TASK GOAL:
Identify each line containing the word "from" and copy it.

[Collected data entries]
----

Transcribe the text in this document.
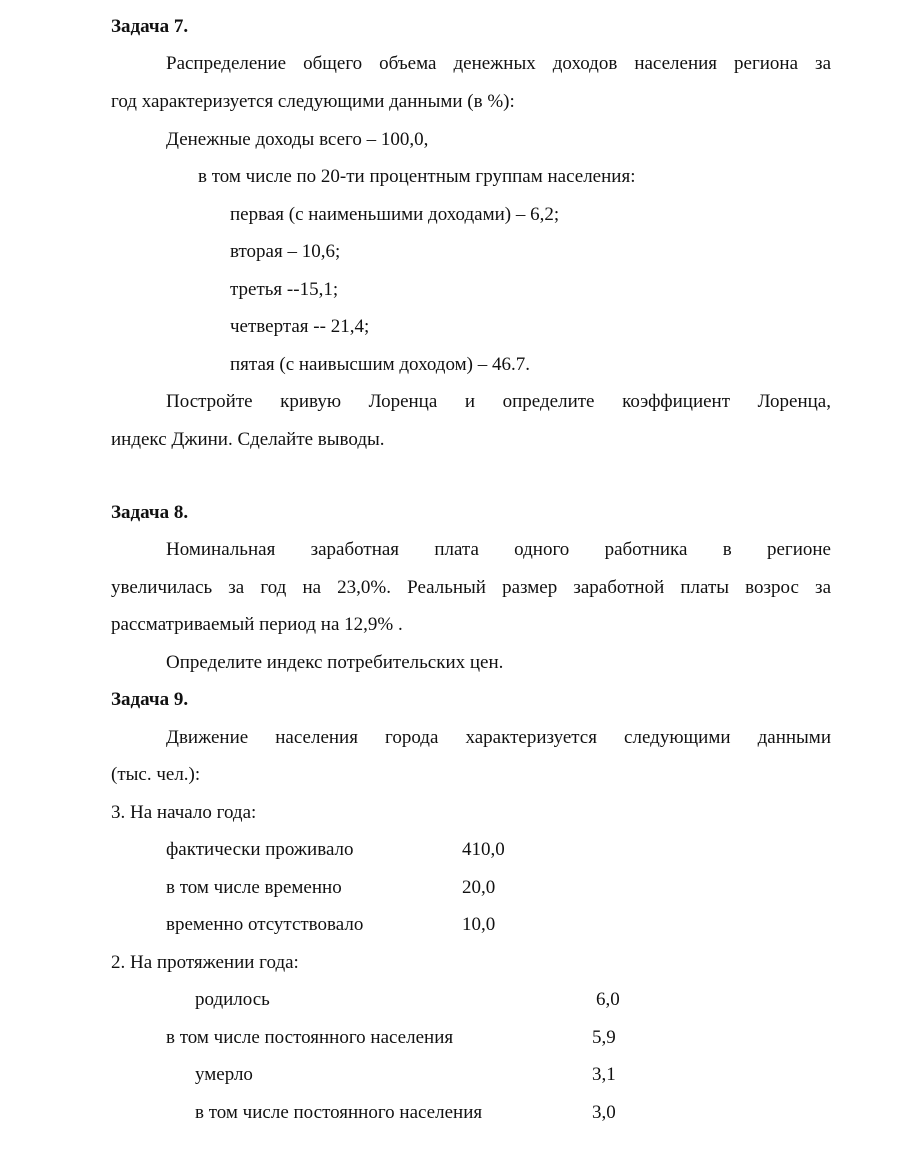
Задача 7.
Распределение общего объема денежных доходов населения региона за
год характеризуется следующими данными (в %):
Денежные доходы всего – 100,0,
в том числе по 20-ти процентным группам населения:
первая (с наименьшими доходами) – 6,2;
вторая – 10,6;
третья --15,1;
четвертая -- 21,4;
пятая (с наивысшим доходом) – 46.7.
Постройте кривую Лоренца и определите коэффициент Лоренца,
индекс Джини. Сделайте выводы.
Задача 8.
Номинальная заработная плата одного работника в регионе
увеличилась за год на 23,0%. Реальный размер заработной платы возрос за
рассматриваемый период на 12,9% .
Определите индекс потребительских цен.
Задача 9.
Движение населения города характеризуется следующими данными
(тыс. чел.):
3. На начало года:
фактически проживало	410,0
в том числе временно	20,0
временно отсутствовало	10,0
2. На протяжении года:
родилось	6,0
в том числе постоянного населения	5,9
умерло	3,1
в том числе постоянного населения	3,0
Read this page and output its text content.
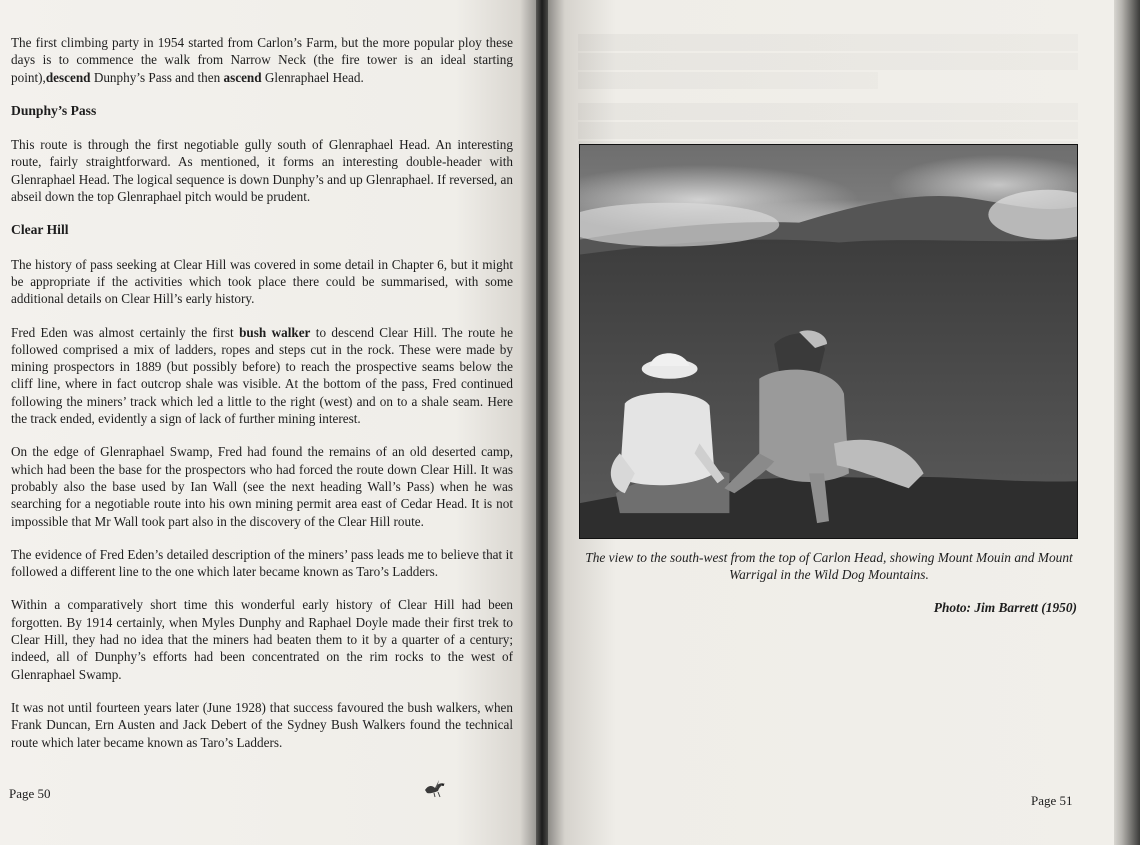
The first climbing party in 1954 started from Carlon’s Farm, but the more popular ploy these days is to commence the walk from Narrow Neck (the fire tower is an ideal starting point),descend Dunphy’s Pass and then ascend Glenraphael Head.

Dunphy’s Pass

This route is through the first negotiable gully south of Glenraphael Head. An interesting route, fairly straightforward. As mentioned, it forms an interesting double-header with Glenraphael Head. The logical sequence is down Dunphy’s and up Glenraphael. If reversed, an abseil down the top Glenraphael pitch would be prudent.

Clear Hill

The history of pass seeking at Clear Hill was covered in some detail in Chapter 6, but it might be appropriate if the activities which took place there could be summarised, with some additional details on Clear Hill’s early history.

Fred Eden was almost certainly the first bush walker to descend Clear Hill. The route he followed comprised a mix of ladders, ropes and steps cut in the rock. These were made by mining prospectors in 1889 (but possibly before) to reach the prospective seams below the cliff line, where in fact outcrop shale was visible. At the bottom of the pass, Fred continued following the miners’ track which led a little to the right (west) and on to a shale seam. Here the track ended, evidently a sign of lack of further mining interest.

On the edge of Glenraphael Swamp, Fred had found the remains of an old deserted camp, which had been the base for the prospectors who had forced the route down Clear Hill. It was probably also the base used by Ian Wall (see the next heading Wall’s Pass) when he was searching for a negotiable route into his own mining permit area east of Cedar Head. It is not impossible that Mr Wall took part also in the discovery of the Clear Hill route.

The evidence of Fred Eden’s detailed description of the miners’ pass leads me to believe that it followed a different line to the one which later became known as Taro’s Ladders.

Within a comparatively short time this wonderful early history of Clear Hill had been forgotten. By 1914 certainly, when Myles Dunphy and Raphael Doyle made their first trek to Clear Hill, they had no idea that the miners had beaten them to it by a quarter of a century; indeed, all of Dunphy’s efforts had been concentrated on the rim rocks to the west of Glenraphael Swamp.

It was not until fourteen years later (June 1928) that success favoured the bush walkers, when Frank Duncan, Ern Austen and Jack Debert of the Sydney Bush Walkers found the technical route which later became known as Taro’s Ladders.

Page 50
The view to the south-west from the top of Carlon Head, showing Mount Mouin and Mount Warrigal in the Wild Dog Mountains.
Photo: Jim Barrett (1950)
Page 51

----

EXERCISE RESULT:
The first climbing party in 1954 started from Carlon’s Farm, but the more popular ploy these days is to commence the walk from Narrow Neck (the fire tower is an ideal starting point),descend Dunphy’s Pass and then ascend Glenraphael Head.
The view to the south-west from the top of Carlon Head, showing Mount Mouin and Mount Warrigal in the Wild Dog Mountains.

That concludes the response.